'''

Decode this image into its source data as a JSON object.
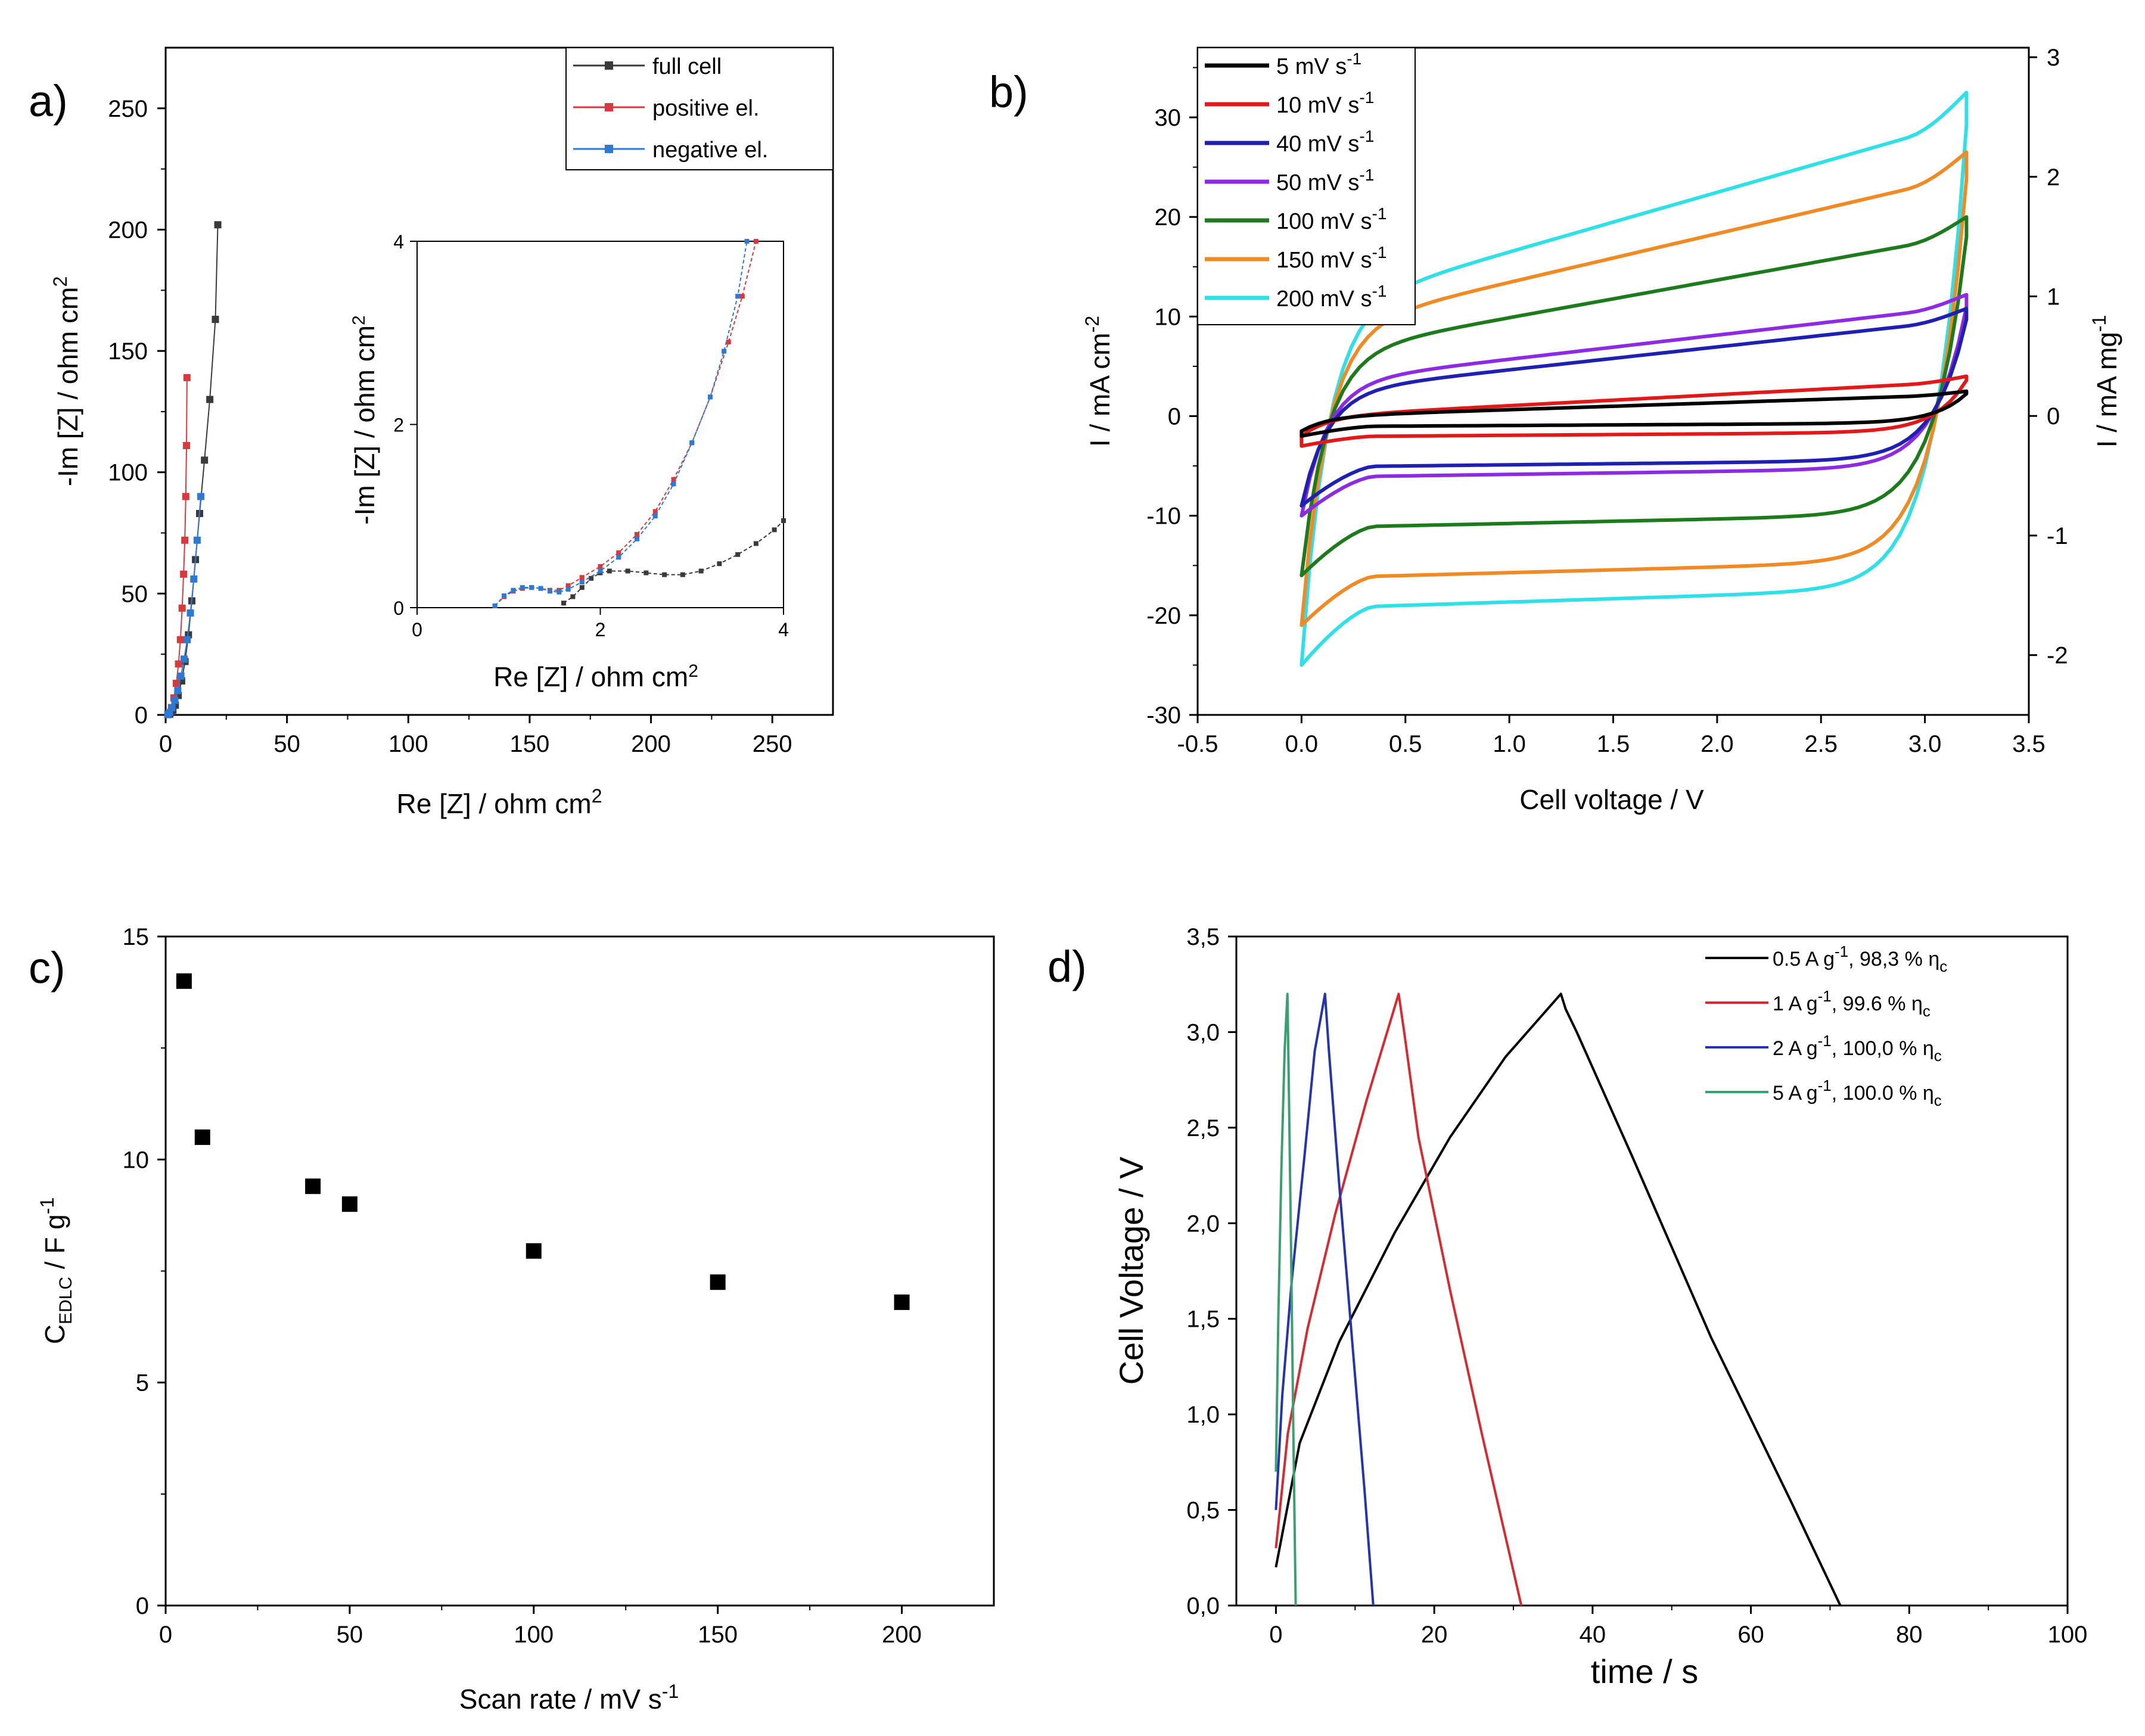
{
  "chart_data": [
    {
      "panel": "a)",
      "type": "scatter",
      "xlabel": "Re [Z] / ohm cm",
      "xlabel_sup": "2",
      "ylabel": "-Im [Z] / ohm cm",
      "ylabel_sup": "2",
      "xlim": [
        0,
        275
      ],
      "ylim": [
        0,
        275
      ],
      "xticks": [
        0,
        50,
        100,
        150,
        200,
        250
      ],
      "yticks": [
        0,
        50,
        100,
        150,
        200,
        250
      ],
      "legend": "top-right",
      "series": [
        {
          "name": "full cell",
          "color": "#3a3a3a",
          "x": [
            1.7,
            2.2,
            3.0,
            4.0,
            5.2,
            6.6,
            8.0,
            9.4,
            10.8,
            12.3,
            14.0,
            16.0,
            18.2,
            20.5
          ],
          "y": [
            0.3,
            1.0,
            2.0,
            4.0,
            8.0,
            14.0,
            22.0,
            33.0,
            47.0,
            64.0,
            83.0,
            105.0,
            130.0,
            163.0
          ]
        },
        {
          "name": "full cell (top)",
          "color": "#3a3a3a",
          "x": [
            20.5,
            21.5
          ],
          "y": [
            163.0,
            202.0
          ]
        },
        {
          "name": "positive el.",
          "color": "#d9383d",
          "x": [
            0.9,
            1.5,
            2.4,
            3.4,
            4.4,
            5.3,
            6.1,
            6.8,
            7.4,
            7.9,
            8.3,
            8.6,
            8.8
          ],
          "y": [
            0.1,
            1.0,
            3.0,
            7.0,
            13.0,
            21.0,
            31.0,
            44.0,
            58.0,
            72.0,
            90.0,
            111.0,
            139.0
          ]
        },
        {
          "name": "negative el.",
          "color": "#2c7ad6",
          "x": [
            0.9,
            1.6,
            2.6,
            3.8,
            5.0,
            6.3,
            7.6,
            8.9,
            10.2,
            11.6,
            13.0,
            14.5
          ],
          "y": [
            0.1,
            1.0,
            3.0,
            6.0,
            10.0,
            16.0,
            23.0,
            31.0,
            42.0,
            56.0,
            72.0,
            90.0
          ]
        }
      ],
      "inset": {
        "xlabel": "Re [Z] / ohm cm",
        "xlabel_sup": "2",
        "ylabel": "-Im [Z] / ohm cm",
        "ylabel_sup": "2",
        "xlim": [
          0,
          4
        ],
        "ylim": [
          0,
          4
        ],
        "xticks": [
          0,
          2,
          4
        ],
        "yticks": [
          0,
          2,
          4
        ],
        "series": [
          {
            "name": "full cell",
            "color": "#3a3a3a",
            "x": [
              1.6,
              1.7,
              1.8,
              1.9,
              2.0,
              2.1,
              2.3,
              2.5,
              2.7,
              2.9,
              3.1,
              3.3,
              3.5,
              3.7,
              3.9,
              4.0
            ],
            "y": [
              0.05,
              0.12,
              0.22,
              0.32,
              0.38,
              0.4,
              0.4,
              0.38,
              0.36,
              0.36,
              0.4,
              0.48,
              0.58,
              0.7,
              0.85,
              0.95
            ]
          },
          {
            "name": "positive el.",
            "color": "#d9383d",
            "x": [
              0.85,
              0.95,
              1.05,
              1.15,
              1.25,
              1.35,
              1.45,
              1.55,
              1.65,
              1.8,
              2.0,
              2.2,
              2.4,
              2.6,
              2.8,
              3.0,
              3.2,
              3.4,
              3.55,
              3.7
            ],
            "y": [
              0.02,
              0.12,
              0.18,
              0.21,
              0.22,
              0.21,
              0.19,
              0.19,
              0.24,
              0.33,
              0.45,
              0.6,
              0.8,
              1.05,
              1.4,
              1.8,
              2.3,
              2.9,
              3.4,
              4.0
            ]
          },
          {
            "name": "negative el.",
            "color": "#2c7ad6",
            "x": [
              0.85,
              0.95,
              1.05,
              1.15,
              1.25,
              1.35,
              1.45,
              1.55,
              1.65,
              1.8,
              2.0,
              2.2,
              2.4,
              2.6,
              2.8,
              3.0,
              3.2,
              3.35,
              3.5,
              3.6
            ],
            "y": [
              0.02,
              0.13,
              0.19,
              0.22,
              0.22,
              0.21,
              0.18,
              0.17,
              0.2,
              0.28,
              0.4,
              0.55,
              0.75,
              1.0,
              1.35,
              1.8,
              2.3,
              2.8,
              3.4,
              4.0
            ]
          }
        ]
      }
    },
    {
      "panel": "b)",
      "type": "line",
      "xlabel": "Cell voltage / V",
      "ylabel": "I  /  mA cm",
      "ylabel_sup": "-2",
      "ylabel_right": "I  /  mA mg",
      "ylabel_right_sup": "-1",
      "xlim": [
        -0.5,
        3.5
      ],
      "ylim": [
        -30,
        37
      ],
      "ylim_right": [
        -2.5,
        3.08
      ],
      "xticks": [
        -0.5,
        0.0,
        0.5,
        1.0,
        1.5,
        2.0,
        2.5,
        3.0,
        3.5
      ],
      "xtick_labels": [
        "-0.5",
        "0.0",
        "0.5",
        "1.0",
        "1.5",
        "2.0",
        "2.5",
        "3.0",
        "3.5"
      ],
      "yticks": [
        -30,
        -20,
        -10,
        0,
        10,
        20,
        30
      ],
      "yticks_right": [
        -2,
        -1,
        0,
        1,
        2,
        3
      ],
      "legend": "top-left",
      "series": [
        {
          "name": "5 mV s",
          "sup": "-1",
          "color": "#000000",
          "upper": [
            -1.5,
            0.3,
            2.5
          ],
          "lower": [
            -2.0,
            -1.0,
            0.8
          ]
        },
        {
          "name": "10 mV s",
          "sup": "-1",
          "color": "#e0191b",
          "upper": [
            -2.0,
            0.5,
            4.0
          ],
          "lower": [
            -3.0,
            -2.0,
            1.0
          ]
        },
        {
          "name": "40 mV s",
          "sup": "-1",
          "color": "#2020b0",
          "upper": [
            -9.0,
            3.5,
            10.8
          ],
          "lower": [
            -9.0,
            -5.0,
            1.5
          ]
        },
        {
          "name": "50 mV s",
          "sup": "-1",
          "color": "#8c2be2",
          "upper": [
            -10.0,
            4.5,
            12.2
          ],
          "lower": [
            -10.0,
            -6.0,
            2.0
          ]
        },
        {
          "name": "100 mV s",
          "sup": "-1",
          "color": "#1d7a1d",
          "upper": [
            -16.0,
            8.0,
            20.0
          ],
          "lower": [
            -16.0,
            -11.0,
            3.0
          ]
        },
        {
          "name": "150 mV s",
          "sup": "-1",
          "color": "#f08a24",
          "upper": [
            -21.0,
            11.0,
            26.5
          ],
          "lower": [
            -21.0,
            -16.0,
            3.8
          ]
        },
        {
          "name": "200 mV s",
          "sup": "-1",
          "color": "#2fe0e6",
          "upper": [
            -25.0,
            13.5,
            32.5
          ],
          "lower": [
            -25.0,
            -19.0,
            4.5
          ]
        }
      ]
    },
    {
      "panel": "c)",
      "type": "scatter",
      "xlabel": "Scan rate / mV s",
      "xlabel_sup": "-1",
      "ylabel": "C",
      "ylabel_sub": "EDLC",
      "ylabel_rest": " / F g",
      "ylabel_sup": "-1",
      "xlim": [
        0,
        225
      ],
      "ylim": [
        0,
        15
      ],
      "xticks": [
        0,
        50,
        100,
        150,
        200
      ],
      "yticks": [
        0,
        5,
        10,
        15
      ],
      "x": [
        5,
        10,
        40,
        50,
        100,
        150,
        200
      ],
      "y": [
        14.0,
        10.5,
        9.4,
        9.0,
        7.95,
        7.25,
        6.8
      ]
    },
    {
      "panel": "d)",
      "type": "line",
      "xlabel": "time / s",
      "ylabel": "Cell Voltage / V",
      "xlim": [
        -5,
        100
      ],
      "ylim": [
        0,
        3.5
      ],
      "xticks": [
        0,
        20,
        40,
        60,
        80,
        100
      ],
      "yticks": [
        0.0,
        0.5,
        1.0,
        1.5,
        2.0,
        2.5,
        3.0,
        3.5
      ],
      "ytick_labels": [
        "0,0",
        "0,5",
        "1,0",
        "1,5",
        "2,0",
        "2,5",
        "3,0",
        "3,5"
      ],
      "legend": "top-right",
      "series": [
        {
          "name": "0.5 A g",
          "sup": "-1",
          "rest": ", 98,3 % η",
          "sub": "c",
          "color": "#000000",
          "t": [
            0,
            3,
            8,
            15,
            22,
            29,
            36,
            36.6,
            38,
            45,
            55,
            65,
            71.3
          ],
          "v": [
            0.2,
            0.85,
            1.38,
            1.95,
            2.45,
            2.87,
            3.2,
            3.12,
            3.0,
            2.35,
            1.4,
            0.55,
            0.0
          ]
        },
        {
          "name": "1 A g",
          "sup": "-1",
          "rest": ",    99.6 % η",
          "sub": "c",
          "color": "#d9282f",
          "t": [
            0,
            1.5,
            4,
            7.5,
            11.5,
            15.5,
            16.2,
            18,
            22,
            26,
            31
          ],
          "v": [
            0.3,
            0.9,
            1.45,
            2.05,
            2.65,
            3.2,
            3.0,
            2.45,
            1.65,
            0.9,
            0.0
          ]
        },
        {
          "name": "2 A g",
          "sup": "-1",
          "rest": ",  100,0 % η",
          "sub": "c",
          "color": "#2433b0",
          "t": [
            0,
            0.8,
            2.0,
            3.6,
            4.9,
            6.2,
            6.7,
            8.0,
            9.8,
            11.2,
            12.3
          ],
          "v": [
            0.5,
            1.1,
            1.7,
            2.35,
            2.9,
            3.2,
            2.9,
            2.2,
            1.3,
            0.6,
            0.0
          ]
        },
        {
          "name": "5 A g",
          "sup": "-1",
          "rest": ",  100.0 % η",
          "sub": "c",
          "color": "#3aa070",
          "t": [
            0,
            0.3,
            0.7,
            1.1,
            1.45,
            1.6,
            1.9,
            2.2,
            2.4,
            2.5
          ],
          "v": [
            0.7,
            1.5,
            2.3,
            2.9,
            3.2,
            2.8,
            1.9,
            0.9,
            0.3,
            0.0
          ]
        }
      ]
    }
  ]
}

'''

__Work instructions__
Which lines above hold the word "full"? Copy each of them.

__Final result__
          "name": "full cell",
          "name": "full cell (top)",
            "name": "full cell",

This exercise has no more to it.